GIVEN TASK 1: In the double materiality guide, what are the two dimensions in which a sustainability matter can be significant?
GIVEN TASK 2: Please pick up the double materiality guide after its last line and keep writing it in the same style.

═════ PROVIDED PASSAGE ═════

Double Materiality Assessment: A Practical Guide for Australian Businesses
Double materiality is the foundational concept underpinning AASB S1 and AASB S2 reporting requirements. Unlike traditional financial materiality that focuses only on items affecting financial performance, double materiality captures both how financial factors affect the organisation and how the organisation affects people and environment. Understanding and executing a robust double materiality assessment is essential for compliant, credible ESG reporting.
This guide explains what double materiality is, why it matters, and how to conduct a practical assessment for your organisation. For broader ESG context, see our complete ESG guide for Australian businesses.
Understanding Double Materiality
What Is Double Materiality?
Double materiality is the concept that sustainability matters are material if they are significant in two dimensions:
- Financial materiality (Impact on the organisation): How environmental, social, and governance factors affect the organisation’s financial performance, position, and prospects. This includes risks (negative impacts on financial performance) and opportunities (positive impacts).
- Impact materiality (Impact by the organisation): How the organisation’s activities and operations affect people and the environment. This includes both positive and negative impacts across the value chain.
A topic is material under the “double materiality” framework if it is significant in either dimension (or both). This contrasts with traditional financial materiality, which focuses only on the organisation’s financial impact.
Double Materiality in AASB Standards
AASB S1 defines materiality as:
“Information about which there is a reasonable possibility that its omission, misstatement, or obscuring could influence decisions of the primary users of general-purpose financial reports.”
This definition encompasses both financial materiality (affecting investor decisions) and impact materiality (affecting stakeholder understanding of the organisation’s sustainability performance and impacts). An organisation must disclose material matters in both dimensions.
Why Double Materiality Matters
- Comprehensive disclosure: Captures all sustainability matters significant to the organisation or stakeholders, not just those affecting financials
- Investor and stakeholder confidence: Demonstrates management has thoroughly assessed all significant ESG factors
- Strategic alignment: Identifies where organisational strategy must address sustainability impacts beyond financial risk mitigation
- Accountability: Shows transparency about impacts on people and environment, supporting accountability to affected stakeholders
The Materiality Assessment Process
Phase 1: Preparation and Scoping (Weeks 1–2)
Assemble the Materiality Team
Bring together representatives from:
- Executive leadership (CFO, CEO, Chief Sustainability Officer)
- Finance and investor relations (understanding investor perspectives)

═════ INFORMATION PROVIDED ═════

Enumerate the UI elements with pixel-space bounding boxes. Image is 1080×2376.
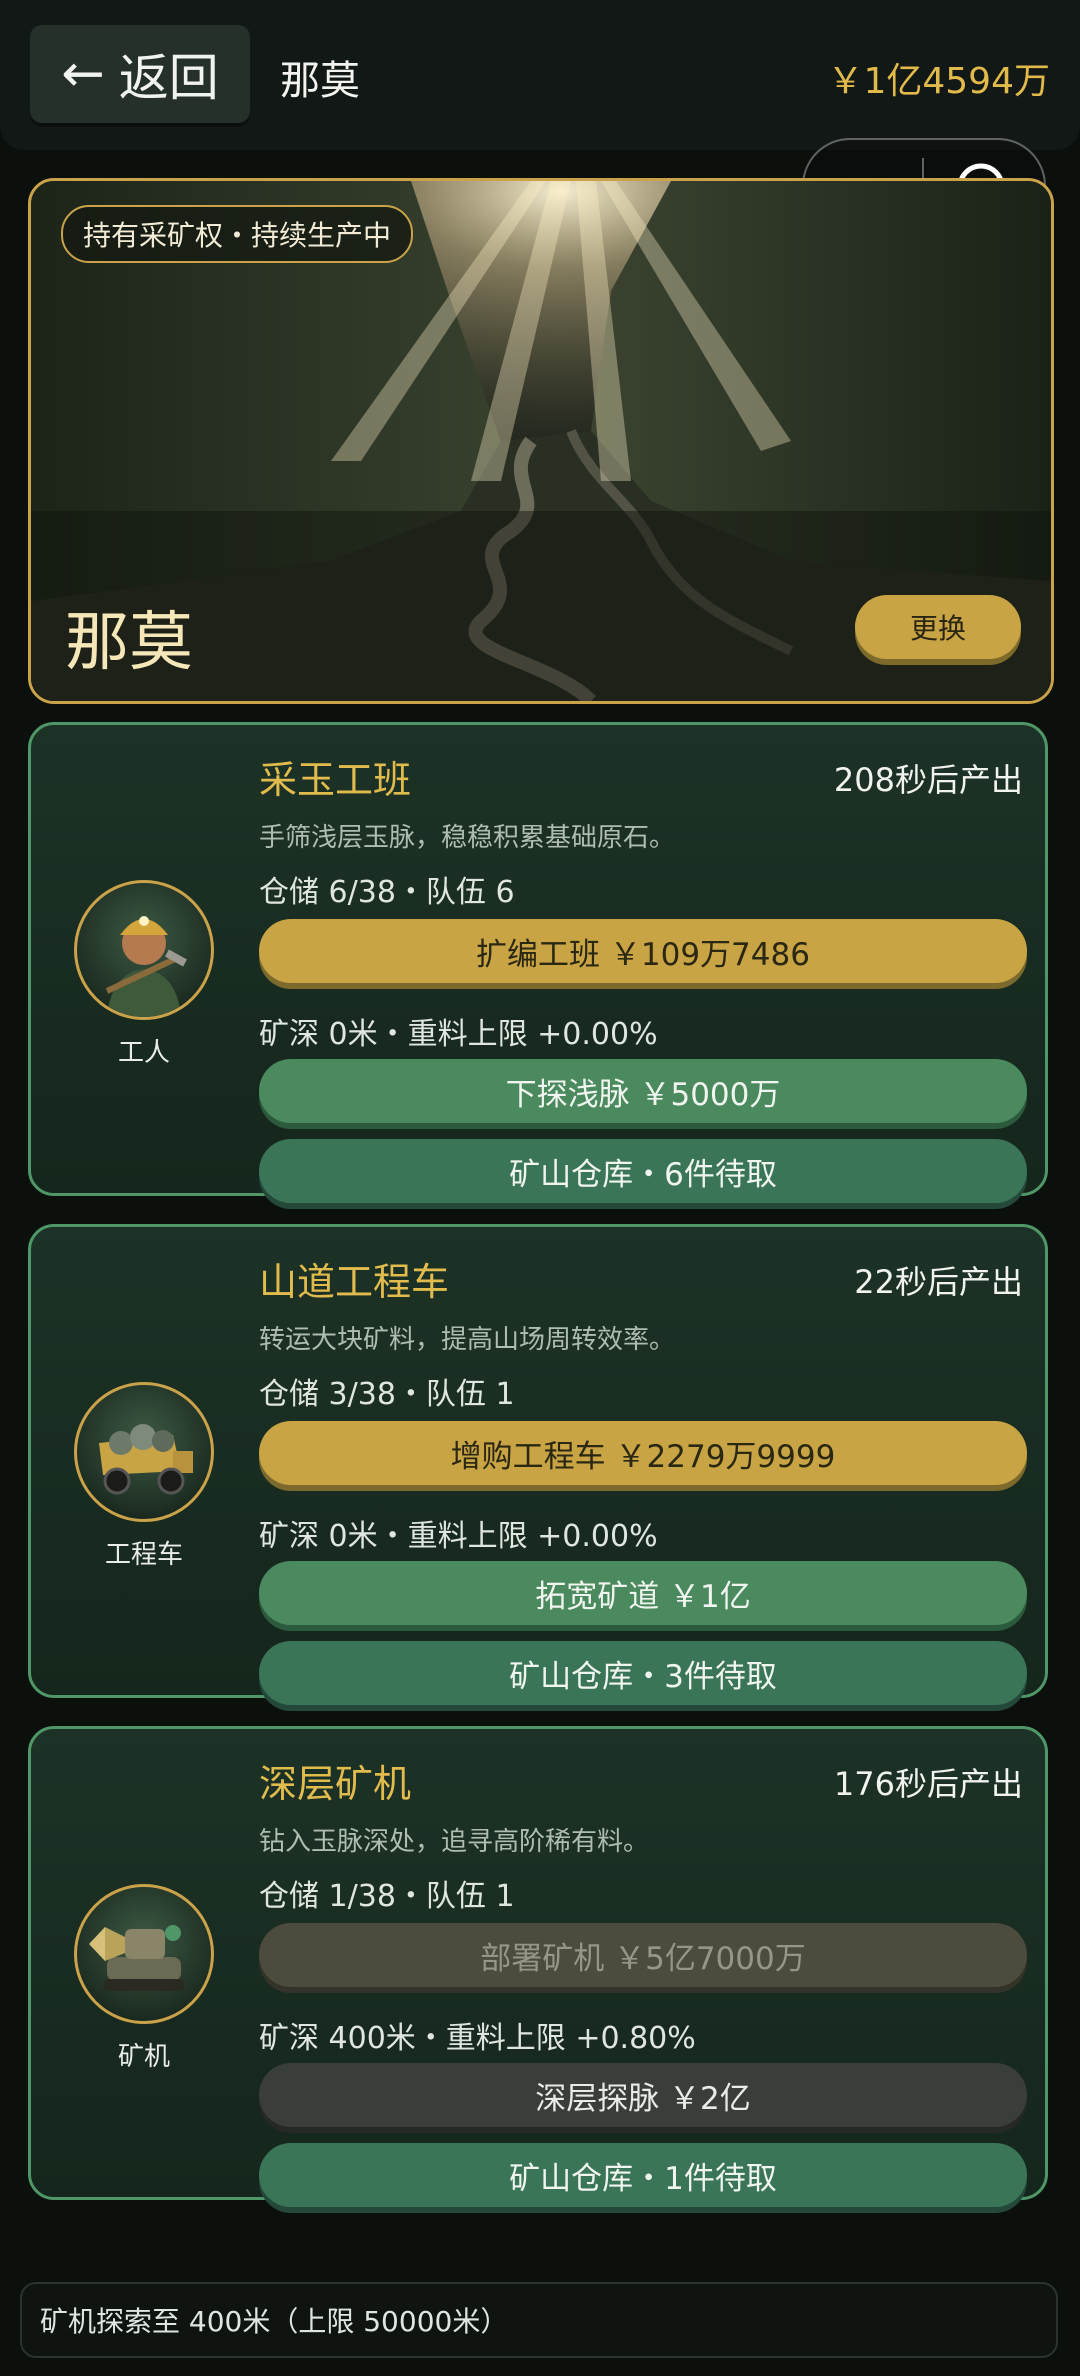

═════

TASK OUTPUT 1: Financial materiality, meaning the impact on the organisation, and impact materiality, meaning the impact by the organisation on people and the environment.

TASK OUTPUT 2:
- Operations and technical teams (understanding operational impacts)
- Human resources (social impacts)
- Risk management (risk perspective)
- External advisors (sustainability consultants, if applicable)
Define Your Context
- Organisational scope—which legal entities, operations, and business lines are included?
- Value chain scope—are suppliers, customers, end users, and waste management included?
- Temporal scope—what time horizon are you assessing (current year, 5 years, longer-term)?
- Geographic scope—specific countries, regions, or global?
Phase 2: Topic Identification (Weeks 2–4)
Environmental Scan
Identify all potential ESG topics relevant to your industry and business model. Sources include:
- GRI Standards topic list (300+ potential topics)
- ISSB, TCFD, CDP guidance on material topics
- Peer company reports (analyse what similar organisations report on)
- Industry association recommendations
- Regulatory requirements and guidance
- Global standards (UN Sustainable Development Goals, Paris Agreement)
Create a comprehensive list of all potential topics. Don’t filter at this stage—aim to be exhaustive.
Industry-Specific Considerations
Different industries face different material topics. Examples:
- Mining: Tailings management, biodiversity, water, indigenous community relations, land rehabilitation
- Financial services: Climate risk in lending portfolio, financial inclusion, responsible investment
- Agriculture: Water use, pesticide impacts, soil health, labour practices, animal welfare
- Retail: Supply chain labour practices, product safety, customer health, packaging waste
- Manufacturing: Energy efficiency, waste and recycling, worker safety, supply chain emissions
Phase 3: Stakeholder Engagement (Weeks 3–6)
Identify Key Stakeholder Groups
Who are your most important stakeholders regarding ESG?
- Investors (shareholders, equity analysts, credit rating agencies)
- Employees and labour organisations
- Customers and end users
- Suppliers and value chain partners
- Regulators and government bodies
- Local communities and indigenous peoples (if applicable)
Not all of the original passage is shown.